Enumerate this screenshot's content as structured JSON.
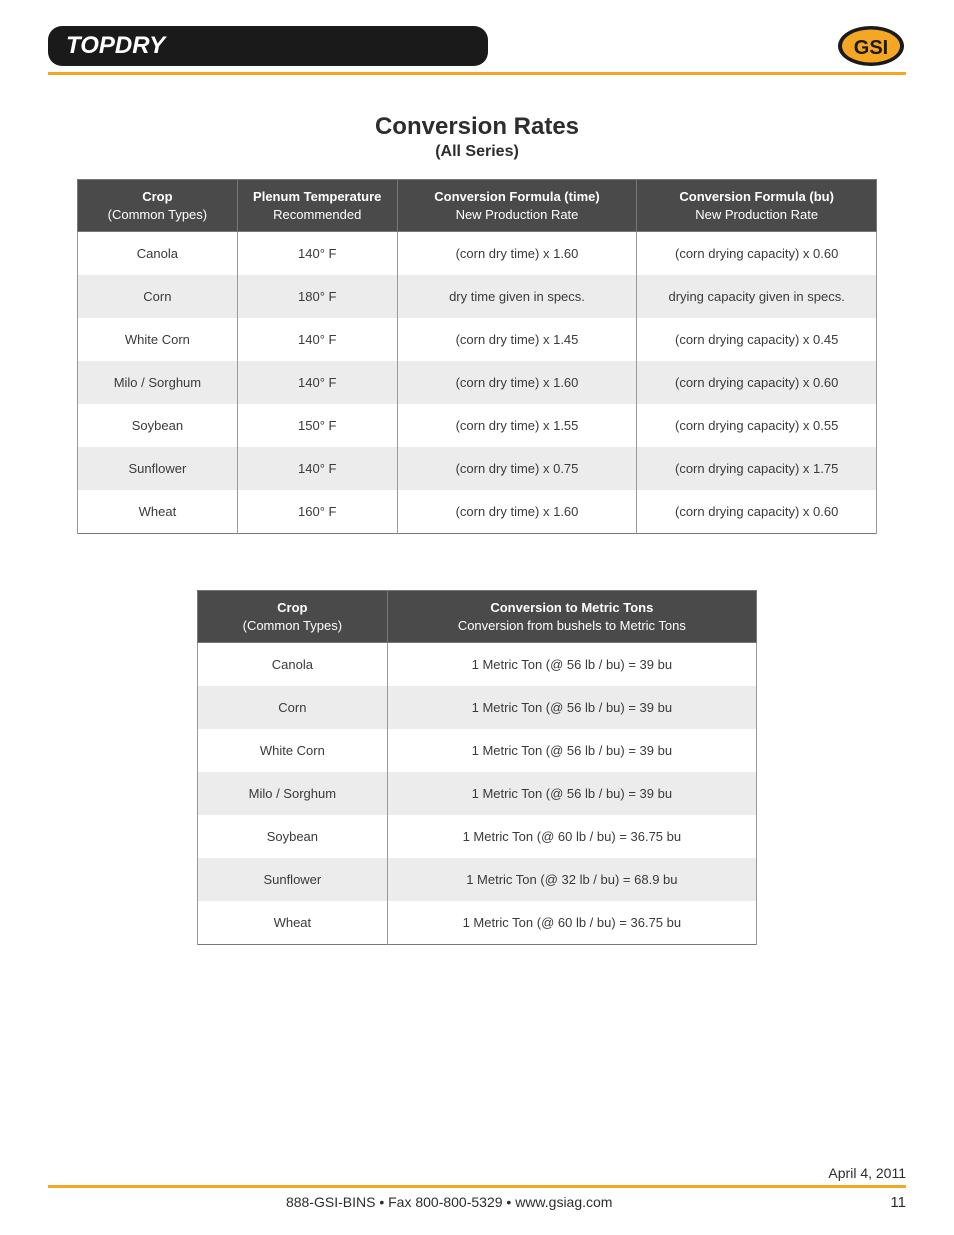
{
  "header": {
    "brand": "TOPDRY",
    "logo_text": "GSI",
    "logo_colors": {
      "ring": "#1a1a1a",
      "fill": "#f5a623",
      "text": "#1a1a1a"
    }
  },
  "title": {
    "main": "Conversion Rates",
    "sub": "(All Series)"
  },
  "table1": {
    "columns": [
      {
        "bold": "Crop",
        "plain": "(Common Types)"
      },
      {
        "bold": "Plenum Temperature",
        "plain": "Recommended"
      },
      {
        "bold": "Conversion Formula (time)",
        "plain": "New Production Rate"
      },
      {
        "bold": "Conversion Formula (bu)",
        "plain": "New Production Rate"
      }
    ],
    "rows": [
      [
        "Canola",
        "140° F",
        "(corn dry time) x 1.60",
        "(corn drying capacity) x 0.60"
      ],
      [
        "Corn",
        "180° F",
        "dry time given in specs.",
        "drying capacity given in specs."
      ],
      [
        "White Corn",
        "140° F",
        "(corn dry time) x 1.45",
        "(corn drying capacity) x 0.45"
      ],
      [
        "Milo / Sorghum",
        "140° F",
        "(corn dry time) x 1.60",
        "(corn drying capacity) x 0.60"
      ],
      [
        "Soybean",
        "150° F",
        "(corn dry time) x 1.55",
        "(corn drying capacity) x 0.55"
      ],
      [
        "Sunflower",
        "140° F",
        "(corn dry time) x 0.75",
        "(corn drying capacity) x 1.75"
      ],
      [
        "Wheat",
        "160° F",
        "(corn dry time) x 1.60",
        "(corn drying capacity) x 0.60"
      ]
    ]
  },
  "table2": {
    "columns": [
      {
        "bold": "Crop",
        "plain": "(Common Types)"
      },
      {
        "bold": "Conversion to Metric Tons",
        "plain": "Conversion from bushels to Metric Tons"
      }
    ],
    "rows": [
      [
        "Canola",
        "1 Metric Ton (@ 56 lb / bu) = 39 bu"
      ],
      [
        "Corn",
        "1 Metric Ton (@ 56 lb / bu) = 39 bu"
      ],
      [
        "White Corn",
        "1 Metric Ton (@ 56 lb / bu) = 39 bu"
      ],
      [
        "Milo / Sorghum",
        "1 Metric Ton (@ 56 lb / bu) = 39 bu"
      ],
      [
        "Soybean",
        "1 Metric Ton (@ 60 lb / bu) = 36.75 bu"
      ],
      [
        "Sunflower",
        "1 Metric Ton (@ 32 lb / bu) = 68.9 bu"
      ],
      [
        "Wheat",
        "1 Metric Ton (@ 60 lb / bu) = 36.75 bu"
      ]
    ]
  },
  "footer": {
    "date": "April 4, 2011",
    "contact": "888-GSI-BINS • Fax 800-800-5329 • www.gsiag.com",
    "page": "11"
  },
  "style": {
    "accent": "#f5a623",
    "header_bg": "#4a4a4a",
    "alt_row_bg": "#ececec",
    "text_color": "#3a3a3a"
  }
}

════

*Written task*.
Print all of the records shown above exactly, leaving out each picture.

*Response below*.
Enumerate this screenshot's content as structured JSON.
{
  "header": {
    "brand": "TOPDRY",
    "logo_text": "GSI",
    "logo_colors": {
      "ring": "#1a1a1a",
      "fill": "#f5a623",
      "text": "#1a1a1a"
    }
  },
  "title": {
    "main": "Conversion Rates",
    "sub": "(All Series)"
  },
  "table1": {
    "columns": [
      {
        "bold": "Crop",
        "plain": "(Common Types)"
      },
      {
        "bold": "Plenum Temperature",
        "plain": "Recommended"
      },
      {
        "bold": "Conversion Formula (time)",
        "plain": "New Production Rate"
      },
      {
        "bold": "Conversion Formula (bu)",
        "plain": "New Production Rate"
      }
    ],
    "rows": [
      [
        "Canola",
        "140° F",
        "(corn dry time) x 1.60",
        "(corn drying capacity) x 0.60"
      ],
      [
        "Corn",
        "180° F",
        "dry time given in specs.",
        "drying capacity given in specs."
      ],
      [
        "White Corn",
        "140° F",
        "(corn dry time) x 1.45",
        "(corn drying capacity) x 0.45"
      ],
      [
        "Milo / Sorghum",
        "140° F",
        "(corn dry time) x 1.60",
        "(corn drying capacity) x 0.60"
      ],
      [
        "Soybean",
        "150° F",
        "(corn dry time) x 1.55",
        "(corn drying capacity) x 0.55"
      ],
      [
        "Sunflower",
        "140° F",
        "(corn dry time) x 0.75",
        "(corn drying capacity) x 1.75"
      ],
      [
        "Wheat",
        "160° F",
        "(corn dry time) x 1.60",
        "(corn drying capacity) x 0.60"
      ]
    ]
  },
  "table2": {
    "columns": [
      {
        "bold": "Crop",
        "plain": "(Common Types)"
      },
      {
        "bold": "Conversion to Metric Tons",
        "plain": "Conversion from bushels to Metric Tons"
      }
    ],
    "rows": [
      [
        "Canola",
        "1 Metric Ton (@ 56 lb / bu) = 39 bu"
      ],
      [
        "Corn",
        "1 Metric Ton (@ 56 lb / bu) = 39 bu"
      ],
      [
        "White Corn",
        "1 Metric Ton (@ 56 lb / bu) = 39 bu"
      ],
      [
        "Milo / Sorghum",
        "1 Metric Ton (@ 56 lb / bu) = 39 bu"
      ],
      [
        "Soybean",
        "1 Metric Ton (@ 60 lb / bu) = 36.75 bu"
      ],
      [
        "Sunflower",
        "1 Metric Ton (@ 32 lb / bu) = 68.9 bu"
      ],
      [
        "Wheat",
        "1 Metric Ton (@ 60 lb / bu) = 36.75 bu"
      ]
    ]
  },
  "footer": {
    "date": "April 4, 2011",
    "contact": "888-GSI-BINS • Fax 800-800-5329 • www.gsiag.com",
    "page": "11"
  },
  "style": {
    "accent": "#f5a623",
    "header_bg": "#4a4a4a",
    "alt_row_bg": "#ececec",
    "text_color": "#3a3a3a"
  }
}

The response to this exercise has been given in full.